◆ Objective
Every line holding the string "content" should be gathered.

◆ Data section
※

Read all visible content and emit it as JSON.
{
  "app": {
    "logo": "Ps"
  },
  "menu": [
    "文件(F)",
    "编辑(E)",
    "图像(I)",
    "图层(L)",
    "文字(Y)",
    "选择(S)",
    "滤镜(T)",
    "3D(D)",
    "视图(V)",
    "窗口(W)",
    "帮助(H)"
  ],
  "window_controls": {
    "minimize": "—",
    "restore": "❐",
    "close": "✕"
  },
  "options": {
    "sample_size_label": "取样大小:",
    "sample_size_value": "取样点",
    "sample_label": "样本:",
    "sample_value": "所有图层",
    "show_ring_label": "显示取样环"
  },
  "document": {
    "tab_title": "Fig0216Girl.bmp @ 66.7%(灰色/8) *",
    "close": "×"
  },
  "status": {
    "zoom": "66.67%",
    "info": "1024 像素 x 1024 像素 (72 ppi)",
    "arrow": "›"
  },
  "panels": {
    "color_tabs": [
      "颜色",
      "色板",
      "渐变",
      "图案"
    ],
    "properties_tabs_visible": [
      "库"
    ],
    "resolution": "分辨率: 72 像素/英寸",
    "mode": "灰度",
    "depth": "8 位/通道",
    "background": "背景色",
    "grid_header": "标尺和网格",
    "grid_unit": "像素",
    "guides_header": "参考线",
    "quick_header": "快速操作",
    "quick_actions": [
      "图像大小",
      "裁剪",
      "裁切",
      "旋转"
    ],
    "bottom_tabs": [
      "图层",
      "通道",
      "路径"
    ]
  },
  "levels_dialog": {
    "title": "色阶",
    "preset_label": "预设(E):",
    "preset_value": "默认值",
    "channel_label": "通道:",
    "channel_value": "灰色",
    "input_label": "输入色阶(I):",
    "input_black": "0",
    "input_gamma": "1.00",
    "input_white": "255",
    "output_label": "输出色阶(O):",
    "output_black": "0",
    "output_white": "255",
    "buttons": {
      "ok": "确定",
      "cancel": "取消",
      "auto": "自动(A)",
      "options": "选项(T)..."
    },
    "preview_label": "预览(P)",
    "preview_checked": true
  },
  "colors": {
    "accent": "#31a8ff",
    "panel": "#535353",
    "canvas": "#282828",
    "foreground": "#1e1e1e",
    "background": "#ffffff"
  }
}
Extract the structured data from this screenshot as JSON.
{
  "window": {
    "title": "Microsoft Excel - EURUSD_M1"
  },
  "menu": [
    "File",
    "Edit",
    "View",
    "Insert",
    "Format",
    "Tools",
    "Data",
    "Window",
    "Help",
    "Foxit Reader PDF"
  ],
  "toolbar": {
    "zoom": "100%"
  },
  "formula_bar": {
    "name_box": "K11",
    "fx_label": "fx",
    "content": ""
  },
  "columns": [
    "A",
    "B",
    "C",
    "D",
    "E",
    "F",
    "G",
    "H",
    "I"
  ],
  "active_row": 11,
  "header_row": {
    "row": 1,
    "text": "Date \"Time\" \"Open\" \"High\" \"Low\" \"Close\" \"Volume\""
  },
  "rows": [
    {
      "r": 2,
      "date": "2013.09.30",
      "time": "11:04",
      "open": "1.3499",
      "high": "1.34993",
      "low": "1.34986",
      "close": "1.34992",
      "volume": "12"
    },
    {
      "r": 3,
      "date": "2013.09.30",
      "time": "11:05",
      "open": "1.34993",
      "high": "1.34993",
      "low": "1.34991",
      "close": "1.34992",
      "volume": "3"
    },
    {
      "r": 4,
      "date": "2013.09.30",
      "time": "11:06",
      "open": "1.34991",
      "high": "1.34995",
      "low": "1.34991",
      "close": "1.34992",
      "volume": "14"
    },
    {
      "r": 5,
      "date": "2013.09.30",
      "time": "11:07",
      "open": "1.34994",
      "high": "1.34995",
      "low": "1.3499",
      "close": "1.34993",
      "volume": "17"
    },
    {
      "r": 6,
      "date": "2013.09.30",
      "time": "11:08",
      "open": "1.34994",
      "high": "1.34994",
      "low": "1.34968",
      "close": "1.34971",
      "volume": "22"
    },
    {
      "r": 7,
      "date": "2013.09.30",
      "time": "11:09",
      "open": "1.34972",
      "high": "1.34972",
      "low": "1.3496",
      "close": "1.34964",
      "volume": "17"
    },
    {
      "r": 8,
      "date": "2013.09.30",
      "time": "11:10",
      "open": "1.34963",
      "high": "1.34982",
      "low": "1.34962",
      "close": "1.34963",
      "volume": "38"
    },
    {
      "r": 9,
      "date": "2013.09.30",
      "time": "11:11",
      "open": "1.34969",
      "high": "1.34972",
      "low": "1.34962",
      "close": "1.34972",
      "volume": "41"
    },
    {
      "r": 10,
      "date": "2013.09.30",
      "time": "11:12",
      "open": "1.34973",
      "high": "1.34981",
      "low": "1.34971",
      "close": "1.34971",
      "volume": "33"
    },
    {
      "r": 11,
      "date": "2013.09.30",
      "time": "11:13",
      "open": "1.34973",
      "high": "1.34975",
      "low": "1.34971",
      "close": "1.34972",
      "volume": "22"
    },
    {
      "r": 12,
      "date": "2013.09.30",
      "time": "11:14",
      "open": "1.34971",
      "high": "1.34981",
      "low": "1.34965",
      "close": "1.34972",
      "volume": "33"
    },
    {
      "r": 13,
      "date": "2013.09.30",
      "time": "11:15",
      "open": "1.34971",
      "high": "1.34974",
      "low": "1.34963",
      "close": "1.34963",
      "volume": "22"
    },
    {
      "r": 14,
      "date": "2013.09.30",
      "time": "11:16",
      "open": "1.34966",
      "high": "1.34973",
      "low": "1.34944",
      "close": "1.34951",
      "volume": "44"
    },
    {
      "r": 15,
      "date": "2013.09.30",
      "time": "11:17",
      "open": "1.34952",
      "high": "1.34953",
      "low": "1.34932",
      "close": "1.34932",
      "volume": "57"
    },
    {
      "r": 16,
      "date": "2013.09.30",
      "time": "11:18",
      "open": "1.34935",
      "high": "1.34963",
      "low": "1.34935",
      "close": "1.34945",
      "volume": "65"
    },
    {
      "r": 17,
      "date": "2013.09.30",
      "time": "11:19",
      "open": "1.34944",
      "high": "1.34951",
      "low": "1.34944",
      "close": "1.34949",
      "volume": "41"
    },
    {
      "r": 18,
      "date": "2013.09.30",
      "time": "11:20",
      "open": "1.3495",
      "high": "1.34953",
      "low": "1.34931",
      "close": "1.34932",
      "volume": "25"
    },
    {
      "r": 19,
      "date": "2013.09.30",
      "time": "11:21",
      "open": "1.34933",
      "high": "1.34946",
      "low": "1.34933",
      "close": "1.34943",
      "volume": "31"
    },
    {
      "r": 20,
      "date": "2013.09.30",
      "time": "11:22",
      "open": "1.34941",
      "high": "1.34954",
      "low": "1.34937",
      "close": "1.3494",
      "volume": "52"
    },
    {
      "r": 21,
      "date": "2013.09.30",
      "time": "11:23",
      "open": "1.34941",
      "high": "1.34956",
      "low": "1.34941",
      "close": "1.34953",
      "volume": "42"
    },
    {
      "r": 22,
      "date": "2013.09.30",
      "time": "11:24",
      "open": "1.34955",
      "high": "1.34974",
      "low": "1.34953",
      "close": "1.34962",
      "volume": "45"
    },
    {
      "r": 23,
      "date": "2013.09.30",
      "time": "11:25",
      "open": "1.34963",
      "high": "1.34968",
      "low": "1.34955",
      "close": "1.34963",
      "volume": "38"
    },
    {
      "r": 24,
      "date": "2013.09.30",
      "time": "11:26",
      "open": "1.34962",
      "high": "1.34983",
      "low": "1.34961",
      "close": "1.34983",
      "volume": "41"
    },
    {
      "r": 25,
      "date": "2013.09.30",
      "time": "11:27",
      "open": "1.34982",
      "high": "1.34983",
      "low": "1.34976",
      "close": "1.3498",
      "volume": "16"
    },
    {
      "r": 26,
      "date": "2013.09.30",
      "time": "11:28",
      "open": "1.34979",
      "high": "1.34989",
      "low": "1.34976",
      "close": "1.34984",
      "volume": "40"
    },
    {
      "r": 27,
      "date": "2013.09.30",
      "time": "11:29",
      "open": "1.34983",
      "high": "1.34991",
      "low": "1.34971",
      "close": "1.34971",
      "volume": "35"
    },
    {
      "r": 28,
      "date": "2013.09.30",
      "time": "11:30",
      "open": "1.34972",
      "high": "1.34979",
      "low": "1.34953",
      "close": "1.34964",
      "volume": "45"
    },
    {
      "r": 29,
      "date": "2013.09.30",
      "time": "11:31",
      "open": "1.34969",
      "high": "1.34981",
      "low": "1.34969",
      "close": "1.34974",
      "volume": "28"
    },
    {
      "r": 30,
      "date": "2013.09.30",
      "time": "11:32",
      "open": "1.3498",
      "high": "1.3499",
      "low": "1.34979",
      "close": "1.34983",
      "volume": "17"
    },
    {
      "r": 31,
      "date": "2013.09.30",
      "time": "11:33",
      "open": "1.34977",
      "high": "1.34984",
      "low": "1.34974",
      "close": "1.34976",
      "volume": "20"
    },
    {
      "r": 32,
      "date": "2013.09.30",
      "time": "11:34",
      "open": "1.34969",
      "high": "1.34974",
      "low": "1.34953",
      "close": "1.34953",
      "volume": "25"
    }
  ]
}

※

◆ Correct output
Read all visible content and emit it as JSON.
    "content": ""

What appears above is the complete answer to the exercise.